### Objective
The records below must be duplicated exactly, character for character.

### Material for this task
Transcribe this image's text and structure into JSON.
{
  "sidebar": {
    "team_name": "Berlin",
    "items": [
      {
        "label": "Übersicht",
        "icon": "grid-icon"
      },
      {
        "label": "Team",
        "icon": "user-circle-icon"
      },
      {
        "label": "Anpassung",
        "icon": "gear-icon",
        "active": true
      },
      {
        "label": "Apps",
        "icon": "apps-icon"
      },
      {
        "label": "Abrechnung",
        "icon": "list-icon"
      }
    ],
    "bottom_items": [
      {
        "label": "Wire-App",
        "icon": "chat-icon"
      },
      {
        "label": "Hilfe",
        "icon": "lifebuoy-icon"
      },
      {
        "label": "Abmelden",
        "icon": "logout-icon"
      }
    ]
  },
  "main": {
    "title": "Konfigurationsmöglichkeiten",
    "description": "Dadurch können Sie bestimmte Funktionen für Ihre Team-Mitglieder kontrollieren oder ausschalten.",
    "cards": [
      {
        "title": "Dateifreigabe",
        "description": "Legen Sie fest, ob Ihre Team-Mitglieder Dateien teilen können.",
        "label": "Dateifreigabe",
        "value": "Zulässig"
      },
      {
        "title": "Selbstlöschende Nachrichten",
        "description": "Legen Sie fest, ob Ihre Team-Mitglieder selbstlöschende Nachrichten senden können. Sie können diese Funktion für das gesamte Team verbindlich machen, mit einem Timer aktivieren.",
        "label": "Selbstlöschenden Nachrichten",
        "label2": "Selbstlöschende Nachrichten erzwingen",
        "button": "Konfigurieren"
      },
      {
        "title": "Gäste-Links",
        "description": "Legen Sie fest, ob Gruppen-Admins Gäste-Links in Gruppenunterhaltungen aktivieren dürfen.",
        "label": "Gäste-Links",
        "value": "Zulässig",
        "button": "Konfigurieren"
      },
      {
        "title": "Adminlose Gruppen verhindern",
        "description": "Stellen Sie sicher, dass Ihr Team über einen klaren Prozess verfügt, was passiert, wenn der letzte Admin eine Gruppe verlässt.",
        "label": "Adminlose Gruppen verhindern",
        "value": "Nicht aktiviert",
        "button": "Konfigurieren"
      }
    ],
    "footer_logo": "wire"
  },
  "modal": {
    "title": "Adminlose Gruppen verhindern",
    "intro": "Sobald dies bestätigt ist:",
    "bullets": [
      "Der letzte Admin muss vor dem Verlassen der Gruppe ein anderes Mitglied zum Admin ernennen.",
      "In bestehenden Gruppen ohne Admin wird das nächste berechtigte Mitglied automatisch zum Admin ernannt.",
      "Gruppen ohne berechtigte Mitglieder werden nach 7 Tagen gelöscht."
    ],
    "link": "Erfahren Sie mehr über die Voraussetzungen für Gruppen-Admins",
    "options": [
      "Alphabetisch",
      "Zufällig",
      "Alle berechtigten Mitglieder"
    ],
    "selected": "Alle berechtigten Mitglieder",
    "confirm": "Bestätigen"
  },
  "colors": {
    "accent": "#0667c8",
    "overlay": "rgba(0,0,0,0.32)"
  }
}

### Reply to the task
Transcribe this image's text and structure into JSON.
{
  "sidebar": {
    "team_name": "Berlin",
    "items": [
      {
        "label": "Übersicht",
        "icon": "grid-icon"
      },
      {
        "label": "Team",
        "icon": "user-circle-icon"
      },
      {
        "label": "Anpassung",
        "icon": "gear-icon",
        "active": true
      },
      {
        "label": "Apps",
        "icon": "apps-icon"
      },
      {
        "label": "Abrechnung",
        "icon": "list-icon"
      }
    ],
    "bottom_items": [
      {
        "label": "Wire-App",
        "icon": "chat-icon"
      },
      {
        "label": "Hilfe",
        "icon": "lifebuoy-icon"
      },
      {
        "label": "Abmelden",
        "icon": "logout-icon"
      }
    ]
  },
  "main": {
    "title": "Konfigurationsmöglichkeiten",
    "description": "Dadurch können Sie bestimmte Funktionen für Ihre Team-Mitglieder kontrollieren oder ausschalten.",
    "cards": [
      {
        "title": "Dateifreigabe",
        "description": "Legen Sie fest, ob Ihre Team-Mitglieder Dateien teilen können.",
        "label": "Dateifreigabe",
        "value": "Zulässig"
      },
      {
        "title": "Selbstlöschende Nachrichten",
        "description": "Legen Sie fest, ob Ihre Team-Mitglieder selbstlöschende Nachrichten senden können. Sie können diese Funktion für das gesamte Team verbindlich machen, mit einem Timer aktivieren.",
        "label": "Selbstlöschenden Nachrichten",
        "label2": "Selbstlöschende Nachrichten erzwingen",
        "button": "Konfigurieren"
      },
      {
        "title": "Gäste-Links",
        "description": "Legen Sie fest, ob Gruppen-Admins Gäste-Links in Gruppenunterhaltungen aktivieren dürfen.",
        "label": "Gäste-Links",
        "value": "Zulässig",
        "button": "Konfigurieren"
      },
      {
        "title": "Adminlose Gruppen verhindern",
        "description": "Stellen Sie sicher, dass Ihr Team über einen klaren Prozess verfügt, was passiert, wenn der letzte Admin eine Gruppe verlässt.",
        "label": "Adminlose Gruppen verhindern",
        "value": "Nicht aktiviert",
        "button": "Konfigurieren"
      }
    ],
    "footer_logo": "wire"
  },
  "modal": {
    "title": "Adminlose Gruppen verhindern",
    "intro": "Sobald dies bestätigt ist:",
    "bullets": [
      "Der letzte Admin muss vor dem Verlassen der Gruppe ein anderes Mitglied zum Admin ernennen.",
      "In bestehenden Gruppen ohne Admin wird das nächste berechtigte Mitglied automatisch zum Admin ernannt.",
      "Gruppen ohne berechtigte Mitglieder werden nach 7 Tagen gelöscht."
    ],
    "link": "Erfahren Sie mehr über die Voraussetzungen für Gruppen-Admins",
    "options": [
      "Alphabetisch",
      "Zufällig",
      "Alle berechtigten Mitglieder"
    ],
    "selected": "Alle berechtigten Mitglieder",
    "confirm": "Bestätigen"
  },
  "colors": {
    "accent": "#0667c8",
    "overlay": "rgba(0,0,0,0.32)"
  }
}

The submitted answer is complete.